> **TASK**
Retype all the records with nothing changed.

════════════════════

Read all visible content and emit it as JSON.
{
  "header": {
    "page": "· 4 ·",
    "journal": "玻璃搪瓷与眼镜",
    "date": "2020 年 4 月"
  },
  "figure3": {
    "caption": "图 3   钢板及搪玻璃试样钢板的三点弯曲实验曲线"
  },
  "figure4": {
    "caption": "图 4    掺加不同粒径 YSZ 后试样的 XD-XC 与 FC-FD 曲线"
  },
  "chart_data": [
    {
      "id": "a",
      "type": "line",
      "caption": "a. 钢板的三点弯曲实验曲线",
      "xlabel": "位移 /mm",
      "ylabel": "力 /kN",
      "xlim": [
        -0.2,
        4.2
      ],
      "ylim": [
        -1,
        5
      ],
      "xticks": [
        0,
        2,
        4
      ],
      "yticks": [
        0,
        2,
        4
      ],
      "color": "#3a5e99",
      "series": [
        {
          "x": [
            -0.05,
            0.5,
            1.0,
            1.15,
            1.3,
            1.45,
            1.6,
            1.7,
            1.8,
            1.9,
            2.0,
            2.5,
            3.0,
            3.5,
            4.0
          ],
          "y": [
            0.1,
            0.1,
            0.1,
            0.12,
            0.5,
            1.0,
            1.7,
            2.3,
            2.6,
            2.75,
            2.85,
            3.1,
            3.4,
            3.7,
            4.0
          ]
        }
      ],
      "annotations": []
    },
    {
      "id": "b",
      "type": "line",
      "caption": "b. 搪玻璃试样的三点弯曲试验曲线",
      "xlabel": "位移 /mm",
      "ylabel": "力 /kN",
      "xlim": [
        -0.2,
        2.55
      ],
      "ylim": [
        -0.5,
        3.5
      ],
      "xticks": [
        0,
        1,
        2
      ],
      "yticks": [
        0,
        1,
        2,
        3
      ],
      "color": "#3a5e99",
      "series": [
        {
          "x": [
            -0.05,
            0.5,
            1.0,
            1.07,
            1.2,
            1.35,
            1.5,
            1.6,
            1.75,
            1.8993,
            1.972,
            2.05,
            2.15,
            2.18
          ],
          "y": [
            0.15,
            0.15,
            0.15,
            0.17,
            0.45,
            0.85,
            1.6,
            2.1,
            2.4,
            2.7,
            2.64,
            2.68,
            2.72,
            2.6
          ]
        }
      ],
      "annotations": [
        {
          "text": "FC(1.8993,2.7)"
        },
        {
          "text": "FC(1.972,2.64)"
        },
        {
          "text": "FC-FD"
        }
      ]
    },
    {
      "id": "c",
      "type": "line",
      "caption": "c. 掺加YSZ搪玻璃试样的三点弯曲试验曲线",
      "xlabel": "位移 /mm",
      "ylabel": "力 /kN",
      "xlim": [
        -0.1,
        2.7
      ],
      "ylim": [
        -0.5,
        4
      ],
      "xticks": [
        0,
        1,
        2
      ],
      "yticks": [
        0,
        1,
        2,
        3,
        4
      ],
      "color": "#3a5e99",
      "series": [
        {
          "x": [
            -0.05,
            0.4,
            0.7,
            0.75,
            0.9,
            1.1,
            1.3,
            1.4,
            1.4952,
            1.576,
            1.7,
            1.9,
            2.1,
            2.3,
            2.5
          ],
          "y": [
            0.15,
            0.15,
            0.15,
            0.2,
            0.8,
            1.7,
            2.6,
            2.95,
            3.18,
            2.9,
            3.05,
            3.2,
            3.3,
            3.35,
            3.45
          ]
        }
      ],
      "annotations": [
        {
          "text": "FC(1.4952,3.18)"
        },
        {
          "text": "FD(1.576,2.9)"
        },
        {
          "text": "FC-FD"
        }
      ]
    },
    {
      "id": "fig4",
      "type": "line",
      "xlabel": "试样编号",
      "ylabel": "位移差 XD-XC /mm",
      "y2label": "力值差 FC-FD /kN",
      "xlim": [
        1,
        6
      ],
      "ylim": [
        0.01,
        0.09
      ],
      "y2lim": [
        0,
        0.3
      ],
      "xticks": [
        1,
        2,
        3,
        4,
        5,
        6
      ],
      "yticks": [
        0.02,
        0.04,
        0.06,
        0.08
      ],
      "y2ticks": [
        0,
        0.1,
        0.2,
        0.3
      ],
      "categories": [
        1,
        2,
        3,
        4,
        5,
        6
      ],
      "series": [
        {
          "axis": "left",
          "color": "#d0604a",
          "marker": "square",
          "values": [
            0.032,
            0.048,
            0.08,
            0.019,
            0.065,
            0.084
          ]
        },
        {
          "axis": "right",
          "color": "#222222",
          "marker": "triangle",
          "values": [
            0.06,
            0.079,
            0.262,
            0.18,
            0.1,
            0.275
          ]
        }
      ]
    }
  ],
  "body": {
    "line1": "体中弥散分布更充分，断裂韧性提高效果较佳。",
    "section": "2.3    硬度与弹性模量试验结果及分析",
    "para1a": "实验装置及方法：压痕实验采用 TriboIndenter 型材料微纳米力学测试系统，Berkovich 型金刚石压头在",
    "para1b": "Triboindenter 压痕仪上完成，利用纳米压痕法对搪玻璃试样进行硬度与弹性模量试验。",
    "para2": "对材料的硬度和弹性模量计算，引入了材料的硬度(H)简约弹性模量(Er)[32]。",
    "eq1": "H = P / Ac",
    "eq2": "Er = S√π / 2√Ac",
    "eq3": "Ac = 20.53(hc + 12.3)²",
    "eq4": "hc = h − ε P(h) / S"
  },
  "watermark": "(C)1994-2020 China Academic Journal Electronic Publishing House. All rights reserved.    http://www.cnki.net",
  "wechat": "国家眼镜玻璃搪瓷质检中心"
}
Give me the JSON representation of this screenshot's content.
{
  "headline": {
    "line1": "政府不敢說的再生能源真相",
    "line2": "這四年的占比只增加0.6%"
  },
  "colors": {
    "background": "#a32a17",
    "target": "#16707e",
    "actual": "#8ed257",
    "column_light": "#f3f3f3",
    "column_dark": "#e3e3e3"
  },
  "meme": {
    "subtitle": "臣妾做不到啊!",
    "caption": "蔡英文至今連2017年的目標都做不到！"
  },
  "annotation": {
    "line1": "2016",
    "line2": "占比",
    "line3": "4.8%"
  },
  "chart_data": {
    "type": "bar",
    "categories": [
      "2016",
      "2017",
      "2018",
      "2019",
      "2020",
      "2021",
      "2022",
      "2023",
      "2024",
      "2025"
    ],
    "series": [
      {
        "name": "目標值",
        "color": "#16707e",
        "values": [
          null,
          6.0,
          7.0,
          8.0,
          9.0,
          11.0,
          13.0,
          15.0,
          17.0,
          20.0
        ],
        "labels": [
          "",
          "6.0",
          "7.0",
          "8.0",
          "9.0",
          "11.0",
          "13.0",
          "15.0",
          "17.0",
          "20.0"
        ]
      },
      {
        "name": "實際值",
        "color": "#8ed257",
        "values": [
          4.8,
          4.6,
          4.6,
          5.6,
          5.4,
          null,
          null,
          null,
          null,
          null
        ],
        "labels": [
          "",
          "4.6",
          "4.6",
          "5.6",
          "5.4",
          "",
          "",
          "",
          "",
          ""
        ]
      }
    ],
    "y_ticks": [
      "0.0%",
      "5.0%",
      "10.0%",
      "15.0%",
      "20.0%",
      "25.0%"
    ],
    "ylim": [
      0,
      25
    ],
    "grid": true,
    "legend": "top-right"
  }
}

════════════════════

> **SOLVED EXERCISE**
Read all visible content and emit it as JSON.
{
  "header": {
    "page": "· 4 ·",
    "journal": "玻璃搪瓷与眼镜",
    "date": "2020 年 4 月"
  },
  "figure3": {
    "caption": "图 3   钢板及搪玻璃试样钢板的三点弯曲实验曲线"
  },
  "figure4": {
    "caption": "图 4    掺加不同粒径 YSZ 后试样的 XD-XC 与 FC-FD 曲线"
  },
  "chart_data": [
    {
      "id": "a",
      "type": "line",
      "caption": "a. 钢板的三点弯曲实验曲线",
      "xlabel": "位移 /mm",
      "ylabel": "力 /kN",
      "xlim": [
        -0.2,
        4.2
      ],
      "ylim": [
        -1,
        5
      ],
      "xticks": [
        0,
        2,
        4
      ],
      "yticks": [
        0,
        2,
        4
      ],
      "color": "#3a5e99",
      "series": [
        {
          "x": [
            -0.05,
            0.5,
            1.0,
            1.15,
            1.3,
            1.45,
            1.6,
            1.7,
            1.8,
            1.9,
            2.0,
            2.5,
            3.0,
            3.5,
            4.0
          ],
          "y": [
            0.1,
            0.1,
            0.1,
            0.12,
            0.5,
            1.0,
            1.7,
            2.3,
            2.6,
            2.75,
            2.85,
            3.1,
            3.4,
            3.7,
            4.0
          ]
        }
      ],
      "annotations": []
    },
    {
      "id": "b",
      "type": "line",
      "caption": "b. 搪玻璃试样的三点弯曲试验曲线",
      "xlabel": "位移 /mm",
      "ylabel": "力 /kN",
      "xlim": [
        -0.2,
        2.55
      ],
      "ylim": [
        -0.5,
        3.5
      ],
      "xticks": [
        0,
        1,
        2
      ],
      "yticks": [
        0,
        1,
        2,
        3
      ],
      "color": "#3a5e99",
      "series": [
        {
          "x": [
            -0.05,
            0.5,
            1.0,
            1.07,
            1.2,
            1.35,
            1.5,
            1.6,
            1.75,
            1.8993,
            1.972,
            2.05,
            2.15,
            2.18
          ],
          "y": [
            0.15,
            0.15,
            0.15,
            0.17,
            0.45,
            0.85,
            1.6,
            2.1,
            2.4,
            2.7,
            2.64,
            2.68,
            2.72,
            2.6
          ]
        }
      ],
      "annotations": [
        {
          "text": "FC(1.8993,2.7)"
        },
        {
          "text": "FC(1.972,2.64)"
        },
        {
          "text": "FC-FD"
        }
      ]
    },
    {
      "id": "c",
      "type": "line",
      "caption": "c. 掺加YSZ搪玻璃试样的三点弯曲试验曲线",
      "xlabel": "位移 /mm",
      "ylabel": "力 /kN",
      "xlim": [
        -0.1,
        2.7
      ],
      "ylim": [
        -0.5,
        4
      ],
      "xticks": [
        0,
        1,
        2
      ],
      "yticks": [
        0,
        1,
        2,
        3,
        4
      ],
      "color": "#3a5e99",
      "series": [
        {
          "x": [
            -0.05,
            0.4,
            0.7,
            0.75,
            0.9,
            1.1,
            1.3,
            1.4,
            1.4952,
            1.576,
            1.7,
            1.9,
            2.1,
            2.3,
            2.5
          ],
          "y": [
            0.15,
            0.15,
            0.15,
            0.2,
            0.8,
            1.7,
            2.6,
            2.95,
            3.18,
            2.9,
            3.05,
            3.2,
            3.3,
            3.35,
            3.45
          ]
        }
      ],
      "annotations": [
        {
          "text": "FC(1.4952,3.18)"
        },
        {
          "text": "FD(1.576,2.9)"
        },
        {
          "text": "FC-FD"
        }
      ]
    },
    {
      "id": "fig4",
      "type": "line",
      "xlabel": "试样编号",
      "ylabel": "位移差 XD-XC /mm",
      "y2label": "力值差 FC-FD /kN",
      "xlim": [
        1,
        6
      ],
      "ylim": [
        0.01,
        0.09
      ],
      "y2lim": [
        0,
        0.3
      ],
      "xticks": [
        1,
        2,
        3,
        4,
        5,
        6
      ],
      "yticks": [
        0.02,
        0.04,
        0.06,
        0.08
      ],
      "y2ticks": [
        0,
        0.1,
        0.2,
        0.3
      ],
      "categories": [
        1,
        2,
        3,
        4,
        5,
        6
      ],
      "series": [
        {
          "axis": "left",
          "color": "#d0604a",
          "marker": "square",
          "values": [
            0.032,
            0.048,
            0.08,
            0.019,
            0.065,
            0.084
          ]
        },
        {
          "axis": "right",
          "color": "#222222",
          "marker": "triangle",
          "values": [
            0.06,
            0.079,
            0.262,
            0.18,
            0.1,
            0.275
          ]
        }
      ]
    }
  ],
  "body": {
    "line1": "体中弥散分布更充分，断裂韧性提高效果较佳。",
    "section": "2.3    硬度与弹性模量试验结果及分析",
    "para1a": "实验装置及方法：压痕实验采用 TriboIndenter 型材料微纳米力学测试系统，Berkovich 型金刚石压头在",
    "para1b": "Triboindenter 压痕仪上完成，利用纳米压痕法对搪玻璃试样进行硬度与弹性模量试验。",
    "para2": "对材料的硬度和弹性模量计算，引入了材料的硬度(H)简约弹性模量(Er)[32]。",
    "eq1": "H = P / Ac",
    "eq2": "Er = S√π / 2√Ac",
    "eq3": "Ac = 20.53(hc + 12.3)²",
    "eq4": "hc = h − ε P(h) / S"
  },
  "watermark": "(C)1994-2020 China Academic Journal Electronic Publishing House. All rights reserved.    http://www.cnki.net",
  "wechat": "国家眼镜玻璃搪瓷质检中心"
}
Give me the JSON representation of this screenshot's content.
{
  "headline": {
    "line1": "政府不敢說的再生能源真相",
    "line2": "這四年的占比只增加0.6%"
  },
  "colors": {
    "background": "#a32a17",
    "target": "#16707e",
    "actual": "#8ed257",
    "column_light": "#f3f3f3",
    "column_dark": "#e3e3e3"
  },
  "meme": {
    "subtitle": "臣妾做不到啊!",
    "caption": "蔡英文至今連2017年的目標都做不到！"
  },
  "annotation": {
    "line1": "2016",
    "line2": "占比",
    "line3": "4.8%"
  },
  "chart_data": {
    "type": "bar",
    "categories": [
      "2016",
      "2017",
      "2018",
      "2019",
      "2020",
      "2021",
      "2022",
      "2023",
      "2024",
      "2025"
    ],
    "series": [
      {
        "name": "目標值",
        "color": "#16707e",
        "values": [
          null,
          6.0,
          7.0,
          8.0,
          9.0,
          11.0,
          13.0,
          15.0,
          17.0,
          20.0
        ],
        "labels": [
          "",
          "6.0",
          "7.0",
          "8.0",
          "9.0",
          "11.0",
          "13.0",
          "15.0",
          "17.0",
          "20.0"
        ]
      },
      {
        "name": "實際值",
        "color": "#8ed257",
        "values": [
          4.8,
          4.6,
          4.6,
          5.6,
          5.4,
          null,
          null,
          null,
          null,
          null
        ],
        "labels": [
          "",
          "4.6",
          "4.6",
          "5.6",
          "5.4",
          "",
          "",
          "",
          "",
          ""
        ]
      }
    ],
    "y_ticks": [
      "0.0%",
      "5.0%",
      "10.0%",
      "15.0%",
      "20.0%",
      "25.0%"
    ],
    "ylim": [
      0,
      25
    ],
    "grid": true,
    "legend": "top-right"
  }
}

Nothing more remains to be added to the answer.